Each line of the listing that contains "Relative" should be found and copied.
━━ Data for review ━━
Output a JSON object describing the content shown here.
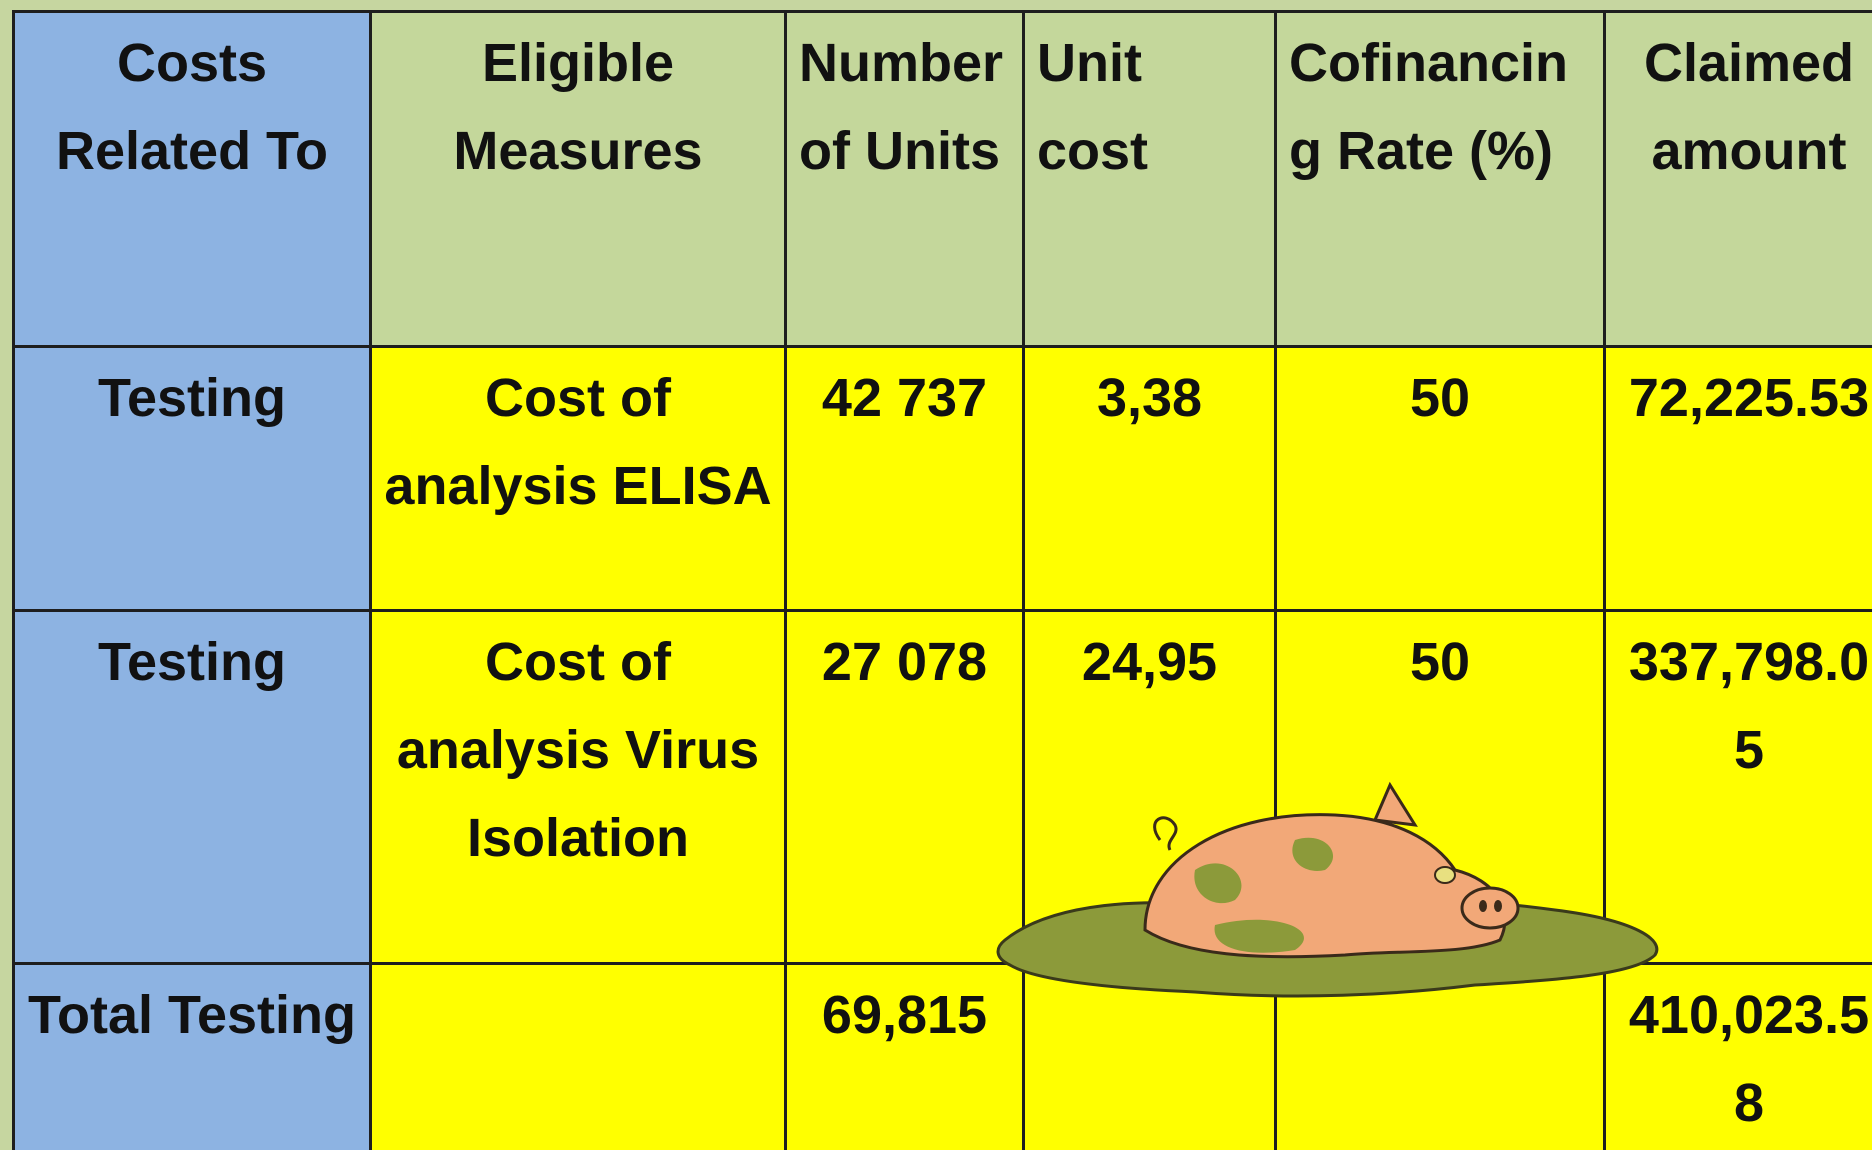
{
  "table": {
    "header": [
      "Costs Related To",
      "Eligible Measures",
      "Number of Units",
      "Unit cost",
      "Cofinancing Rate (%)",
      "Claimed amount"
    ],
    "rows": [
      [
        "Testing",
        "Cost of analysis ELISA",
        "42 737",
        "3,38",
        "50",
        "72,225.53"
      ],
      [
        "Testing",
        "Cost of analysis Virus Isolation",
        "27 078",
        "24,95",
        "50",
        "337,798.05"
      ],
      [
        "Total Testing",
        null,
        "69,815",
        null,
        null,
        "410,023.58"
      ]
    ]
  }
}
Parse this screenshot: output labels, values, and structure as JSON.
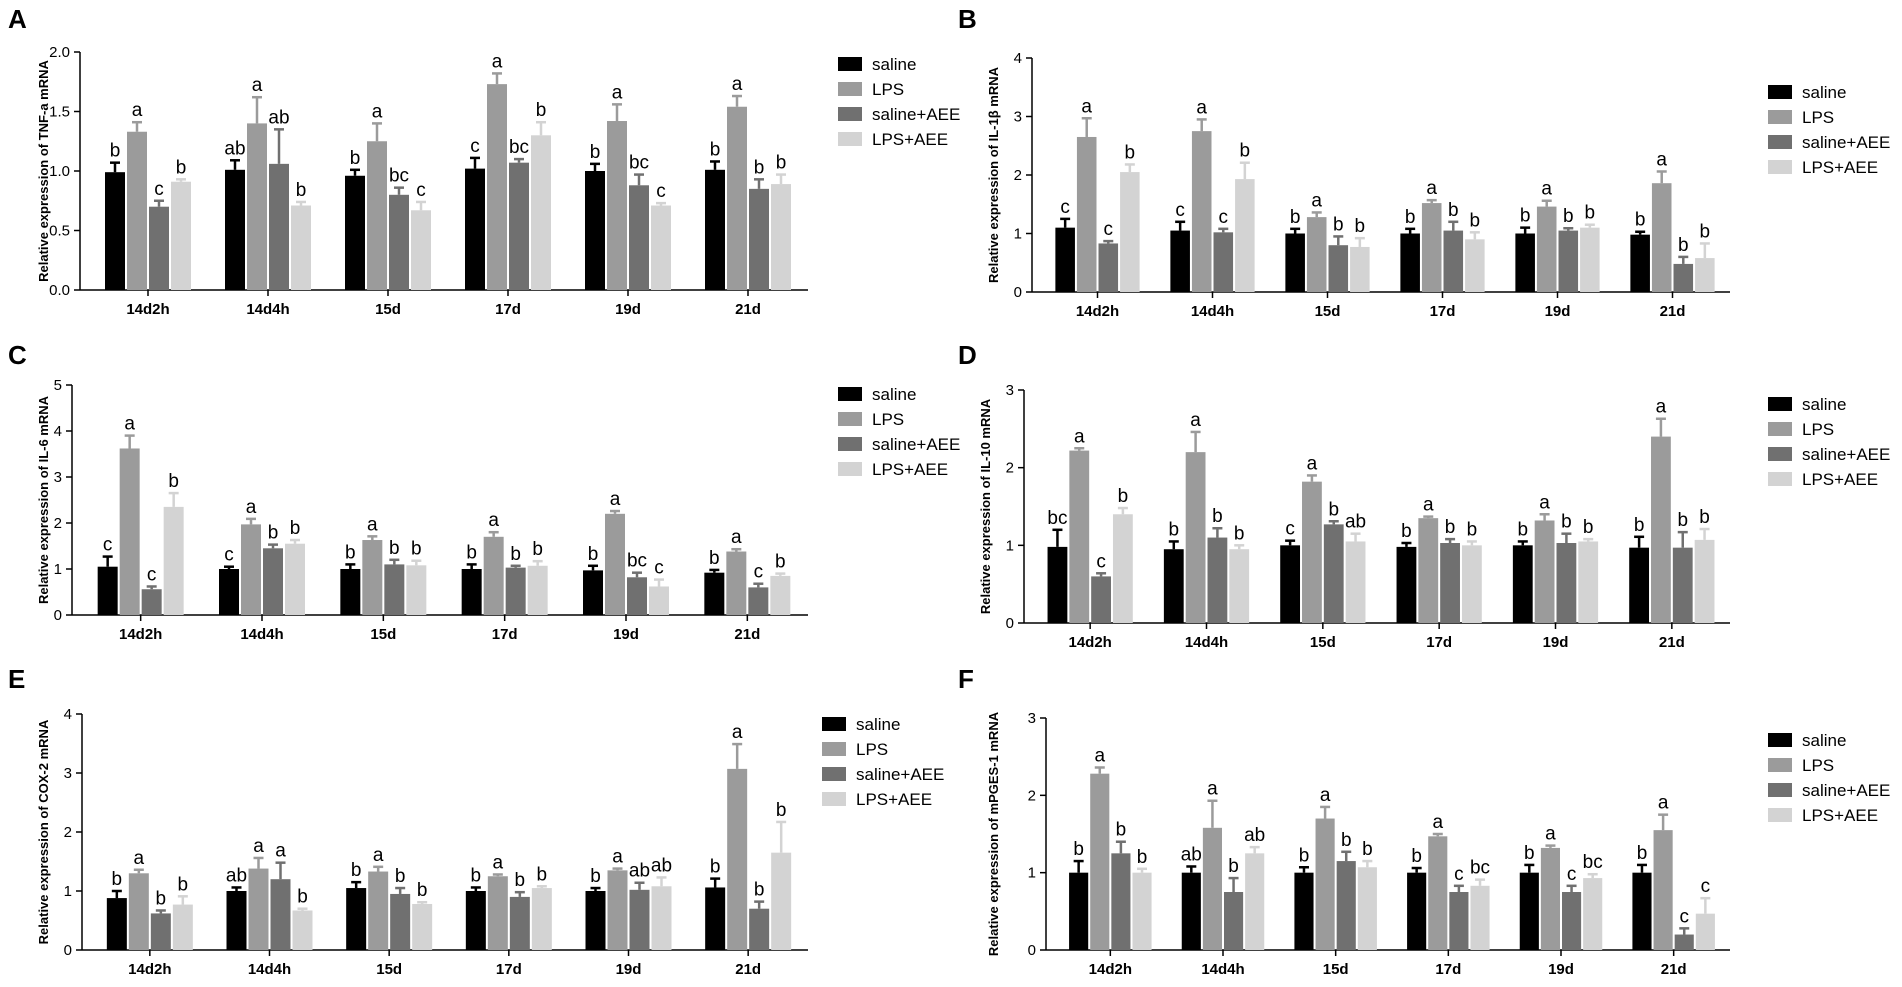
{
  "colors": {
    "saline": "#000000",
    "LPS": "#9b9b9b",
    "saline+AEE": "#707070",
    "LPS+AEE": "#d3d3d3"
  },
  "chart_data": [
    {
      "type": "bar",
      "panel": "A",
      "ylabel": "Relative expression of TNF-a mRNA",
      "ylim": [
        0,
        2.0
      ],
      "yticks": [
        "0.0",
        "0.5",
        "1.0",
        "1.5",
        "2.0"
      ],
      "categories": [
        "14d2h",
        "14d4h",
        "15d",
        "17d",
        "19d",
        "21d"
      ],
      "series": [
        {
          "name": "saline",
          "values": [
            0.99,
            1.01,
            0.96,
            1.02,
            1.0,
            1.01
          ],
          "errors": [
            0.08,
            0.08,
            0.05,
            0.09,
            0.06,
            0.07
          ],
          "sig": [
            "b",
            "ab",
            "b",
            "c",
            "b",
            "b"
          ]
        },
        {
          "name": "LPS",
          "values": [
            1.33,
            1.4,
            1.25,
            1.73,
            1.42,
            1.54
          ],
          "errors": [
            0.08,
            0.22,
            0.15,
            0.09,
            0.14,
            0.09
          ],
          "sig": [
            "a",
            "a",
            "a",
            "a",
            "a",
            "a"
          ]
        },
        {
          "name": "saline+AEE",
          "values": [
            0.7,
            1.06,
            0.8,
            1.07,
            0.88,
            0.85
          ],
          "errors": [
            0.05,
            0.29,
            0.06,
            0.03,
            0.09,
            0.08
          ],
          "sig": [
            "c",
            "ab",
            "bc",
            "bc",
            "bc",
            "b"
          ]
        },
        {
          "name": "LPS+AEE",
          "values": [
            0.91,
            0.71,
            0.67,
            1.3,
            0.71,
            0.89
          ],
          "errors": [
            0.02,
            0.03,
            0.07,
            0.11,
            0.02,
            0.08
          ],
          "sig": [
            "b",
            "b",
            "c",
            "b",
            "c",
            "b"
          ]
        }
      ]
    },
    {
      "type": "bar",
      "panel": "B",
      "ylabel": "Relative expression of IL-1β mRNA",
      "ylim": [
        0,
        4
      ],
      "yticks": [
        "0",
        "1",
        "2",
        "3",
        "4"
      ],
      "categories": [
        "14d2h",
        "14d4h",
        "15d",
        "17d",
        "19d",
        "21d"
      ],
      "series": [
        {
          "name": "saline",
          "values": [
            1.1,
            1.05,
            1.0,
            1.0,
            1.0,
            0.98
          ],
          "errors": [
            0.15,
            0.15,
            0.08,
            0.08,
            0.1,
            0.05
          ],
          "sig": [
            "c",
            "c",
            "b",
            "b",
            "b",
            "b"
          ]
        },
        {
          "name": "LPS",
          "values": [
            2.65,
            2.75,
            1.28,
            1.52,
            1.46,
            1.86
          ],
          "errors": [
            0.32,
            0.2,
            0.08,
            0.05,
            0.1,
            0.2
          ],
          "sig": [
            "a",
            "a",
            "a",
            "a",
            "a",
            "a"
          ]
        },
        {
          "name": "saline+AEE",
          "values": [
            0.83,
            1.02,
            0.8,
            1.05,
            1.05,
            0.48
          ],
          "errors": [
            0.04,
            0.06,
            0.15,
            0.15,
            0.04,
            0.12
          ],
          "sig": [
            "c",
            "c",
            "b",
            "b",
            "b",
            "b"
          ]
        },
        {
          "name": "LPS+AEE",
          "values": [
            2.05,
            1.93,
            0.77,
            0.9,
            1.1,
            0.58
          ],
          "errors": [
            0.13,
            0.28,
            0.15,
            0.12,
            0.05,
            0.25
          ],
          "sig": [
            "b",
            "b",
            "b",
            "b",
            "b",
            "b"
          ]
        }
      ]
    },
    {
      "type": "bar",
      "panel": "C",
      "ylabel": "Relative expression of IL-6 mRNA",
      "ylim": [
        0,
        5
      ],
      "yticks": [
        "0",
        "1",
        "2",
        "3",
        "4",
        "5"
      ],
      "categories": [
        "14d2h",
        "14d4h",
        "15d",
        "17d",
        "19d",
        "21d"
      ],
      "series": [
        {
          "name": "saline",
          "values": [
            1.05,
            1.0,
            1.0,
            1.0,
            0.97,
            0.92
          ],
          "errors": [
            0.22,
            0.05,
            0.1,
            0.1,
            0.1,
            0.06
          ],
          "sig": [
            "c",
            "c",
            "b",
            "b",
            "b",
            "b"
          ]
        },
        {
          "name": "LPS",
          "values": [
            3.62,
            1.97,
            1.63,
            1.7,
            2.2,
            1.38
          ],
          "errors": [
            0.28,
            0.12,
            0.08,
            0.1,
            0.06,
            0.05
          ],
          "sig": [
            "a",
            "a",
            "a",
            "a",
            "a",
            "a"
          ]
        },
        {
          "name": "saline+AEE",
          "values": [
            0.56,
            1.45,
            1.1,
            1.03,
            0.82,
            0.6
          ],
          "errors": [
            0.06,
            0.08,
            0.1,
            0.04,
            0.1,
            0.08
          ],
          "sig": [
            "c",
            "b",
            "b",
            "b",
            "bc",
            "c"
          ]
        },
        {
          "name": "LPS+AEE",
          "values": [
            2.35,
            1.55,
            1.08,
            1.07,
            0.62,
            0.85
          ],
          "errors": [
            0.3,
            0.08,
            0.1,
            0.1,
            0.15,
            0.05
          ],
          "sig": [
            "b",
            "b",
            "b",
            "b",
            "c",
            "b"
          ]
        }
      ]
    },
    {
      "type": "bar",
      "panel": "D",
      "ylabel": "Relative expression of IL-10 mRNA",
      "ylim": [
        0,
        3
      ],
      "yticks": [
        "0",
        "1",
        "2",
        "3"
      ],
      "categories": [
        "14d2h",
        "14d4h",
        "15d",
        "17d",
        "19d",
        "21d"
      ],
      "series": [
        {
          "name": "saline",
          "values": [
            0.98,
            0.95,
            1.0,
            0.98,
            1.0,
            0.97
          ],
          "errors": [
            0.22,
            0.1,
            0.06,
            0.05,
            0.05,
            0.14
          ],
          "sig": [
            "bc",
            "b",
            "c",
            "b",
            "b",
            "b"
          ]
        },
        {
          "name": "LPS",
          "values": [
            2.22,
            2.2,
            1.82,
            1.35,
            1.32,
            2.4
          ],
          "errors": [
            0.03,
            0.26,
            0.08,
            0.02,
            0.08,
            0.23
          ],
          "sig": [
            "a",
            "a",
            "a",
            "a",
            "a",
            "a"
          ]
        },
        {
          "name": "saline+AEE",
          "values": [
            0.6,
            1.1,
            1.27,
            1.03,
            1.03,
            0.97
          ],
          "errors": [
            0.04,
            0.12,
            0.04,
            0.05,
            0.12,
            0.2
          ],
          "sig": [
            "c",
            "b",
            "b",
            "b",
            "b",
            "b"
          ]
        },
        {
          "name": "LPS+AEE",
          "values": [
            1.4,
            0.95,
            1.05,
            1.0,
            1.05,
            1.07
          ],
          "errors": [
            0.08,
            0.05,
            0.1,
            0.05,
            0.03,
            0.14
          ],
          "sig": [
            "b",
            "b",
            "ab",
            "b",
            "b",
            "b"
          ]
        }
      ]
    },
    {
      "type": "bar",
      "panel": "E",
      "ylabel": "Relative expression of COX-2 mRNA",
      "ylim": [
        0,
        4
      ],
      "yticks": [
        "0",
        "1",
        "2",
        "3",
        "4"
      ],
      "categories": [
        "14d2h",
        "14d4h",
        "15d",
        "17d",
        "19d",
        "21d"
      ],
      "series": [
        {
          "name": "saline",
          "values": [
            0.88,
            1.0,
            1.05,
            1.0,
            1.0,
            1.06
          ],
          "errors": [
            0.12,
            0.06,
            0.1,
            0.06,
            0.05,
            0.15
          ],
          "sig": [
            "b",
            "ab",
            "b",
            "b",
            "b",
            "b"
          ]
        },
        {
          "name": "LPS",
          "values": [
            1.3,
            1.38,
            1.33,
            1.25,
            1.35,
            3.07
          ],
          "errors": [
            0.06,
            0.18,
            0.08,
            0.03,
            0.03,
            0.42
          ],
          "sig": [
            "a",
            "a",
            "a",
            "a",
            "a",
            "a"
          ]
        },
        {
          "name": "saline+AEE",
          "values": [
            0.62,
            1.2,
            0.95,
            0.9,
            1.02,
            0.7
          ],
          "errors": [
            0.05,
            0.28,
            0.1,
            0.08,
            0.12,
            0.12
          ],
          "sig": [
            "b",
            "a",
            "b",
            "b",
            "ab",
            "b"
          ]
        },
        {
          "name": "LPS+AEE",
          "values": [
            0.77,
            0.67,
            0.78,
            1.05,
            1.08,
            1.65
          ],
          "errors": [
            0.14,
            0.03,
            0.03,
            0.03,
            0.15,
            0.52
          ],
          "sig": [
            "b",
            "b",
            "b",
            "b",
            "ab",
            "b"
          ]
        }
      ]
    },
    {
      "type": "bar",
      "panel": "F",
      "ylabel": "Relative expression of mPGES-1 mRNA",
      "ylim": [
        0,
        3
      ],
      "yticks": [
        "0",
        "1",
        "2",
        "3"
      ],
      "categories": [
        "14d2h",
        "14d4h",
        "15d",
        "17d",
        "19d",
        "21d"
      ],
      "series": [
        {
          "name": "saline",
          "values": [
            1.0,
            1.0,
            1.0,
            1.0,
            1.0,
            1.0
          ],
          "errors": [
            0.15,
            0.08,
            0.07,
            0.06,
            0.1,
            0.1
          ],
          "sig": [
            "b",
            "ab",
            "b",
            "b",
            "b",
            "b"
          ]
        },
        {
          "name": "LPS",
          "values": [
            2.28,
            1.58,
            1.7,
            1.47,
            1.32,
            1.55
          ],
          "errors": [
            0.08,
            0.35,
            0.15,
            0.03,
            0.03,
            0.2
          ],
          "sig": [
            "a",
            "a",
            "a",
            "a",
            "a",
            "a"
          ]
        },
        {
          "name": "saline+AEE",
          "values": [
            1.25,
            0.75,
            1.15,
            0.75,
            0.75,
            0.2
          ],
          "errors": [
            0.15,
            0.18,
            0.12,
            0.08,
            0.08,
            0.08
          ],
          "sig": [
            "b",
            "b",
            "b",
            "c",
            "c",
            "c"
          ]
        },
        {
          "name": "LPS+AEE",
          "values": [
            1.0,
            1.25,
            1.07,
            0.83,
            0.93,
            0.47
          ],
          "errors": [
            0.05,
            0.08,
            0.08,
            0.08,
            0.05,
            0.2
          ],
          "sig": [
            "b",
            "ab",
            "b",
            "bc",
            "bc",
            "c"
          ]
        }
      ]
    }
  ]
}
━━━
Response area —
      "ylabel": "Relative expression of TNF-a mRNA",
      "ylabel": "Relative expression of IL-1β mRNA",
      "ylabel": "Relative expression of IL-6 mRNA",
      "ylabel": "Relative expression of IL-10 mRNA",
      "ylabel": "Relative expression of COX-2 mRNA",
      "ylabel": "Relative expression of mPGES-1 mRNA",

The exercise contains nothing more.